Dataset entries
────────
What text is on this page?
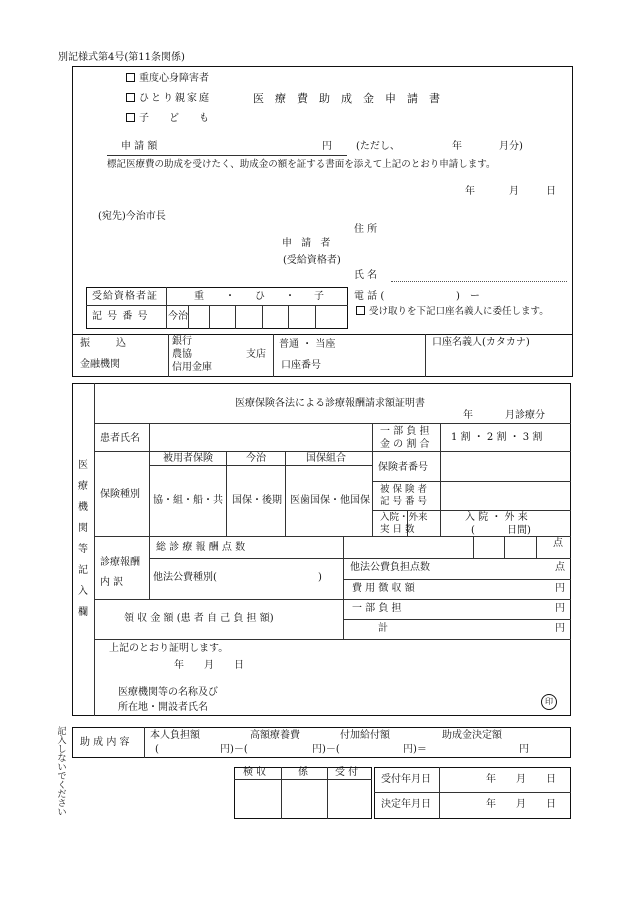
別記様式第4号(第11条関係)
重度心身障害者
ひとり親家庭
子　　ど　　も
医　療　費　助　成　金　申　請　書
申 請 額	円 (ただし、	年	月分)
標記医療費の助成を受けたく、助成金の額を証する書面を添えて上記のとおり申請します。
年	月	日
(宛先)今治市長
住 所
申 請 者
(受給資格者)
氏 名
受給資格者証	重 ・ ひ ・ 子
記 号 番 号 今治
電 話 (	)　ー
受け取りを下記口座名義人に委任します。
振　　込
金融機関
銀行
農協
信用金庫
支店
普通 ・ 当座
口座番号
口座名義人(カタカナ)
医
療
機
関
等
記
入
欄
医療保険各法による診療報酬請求額証明書
年	月診療分
患者氏名
一 部 負 担 金 の 割 合
1 割 ・ 2 割 ・ 3 割
保険種別
被用者保険	今治	国保組合
協・組・船・共 国保・後期 医歯国保・他国保
保険者番号
被 保 険 者 記 号 番 号
入院・外来 実 日 数
入 院 ・ 外 来
(	日間)
診療報酬 内 訳
総 診 療 報 酬 点 数	点
他法公費種別(	)
他法公費負担点数	点
費 用 徴 収 額	円
領 収 金 額 (患 者 自 己 負 担 額)
一 部 負 担	円
計	円
上記のとおり証明します。
年　　月　　日
医療機関等の名称及び
所在地・開設者氏名
印
記
入
し
な
い
で
く
だ
さ
い
助 成 内 容
本人負担額	高額療養費	付加給付額	助成金決定額
(	円)－(	円)－(	円)＝	円
検 収	係	受 付
受付年月日	年　　月　　日
決定年月日	年　　月　　日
────────
■ **SET EXERCISE**
Repeat the data in full and exactly. Omit pictures.

■ **WORKED SOLUTION**
What text is on this page?
別記様式第4号(第11条関係)
重度心身障害者
ひとり親家庭
子　　ど　　も
医　療　費　助　成　金　申　請　書
申 請 額	円 (ただし、	年	月分)
標記医療費の助成を受けたく、助成金の額を証する書面を添えて上記のとおり申請します。
年	月	日
(宛先)今治市長
住 所
申 請 者
(受給資格者)
氏 名
受給資格者証	重 ・ ひ ・ 子
記 号 番 号 今治
電 話 (	)　ー
受け取りを下記口座名義人に委任します。
振　　込
金融機関
銀行
農協
信用金庫
支店
普通 ・ 当座
口座番号
口座名義人(カタカナ)
医
療
機
関
等
記
入
欄
医療保険各法による診療報酬請求額証明書
年	月診療分
患者氏名
一 部 負 担 金 の 割 合
1 割 ・ 2 割 ・ 3 割
保険種別
被用者保険	今治	国保組合
協・組・船・共 国保・後期 医歯国保・他国保
保険者番号
被 保 険 者 記 号 番 号
入院・外来 実 日 数
入 院 ・ 外 来
(	日間)
診療報酬 内 訳
総 診 療 報 酬 点 数	点
他法公費種別(	)
他法公費負担点数	点
費 用 徴 収 額	円
領 収 金 額 (患 者 自 己 負 担 額)
一 部 負 担	円
計	円
上記のとおり証明します。
年　　月　　日
医療機関等の名称及び
所在地・開設者氏名
印
記
入
し
な
い
で
く
だ
さ
い
助 成 内 容
本人負担額	高額療養費	付加給付額	助成金決定額
(	円)－(	円)－(	円)＝	円
検 収	係	受 付
受付年月日	年　　月　　日
決定年月日	年　　月　　日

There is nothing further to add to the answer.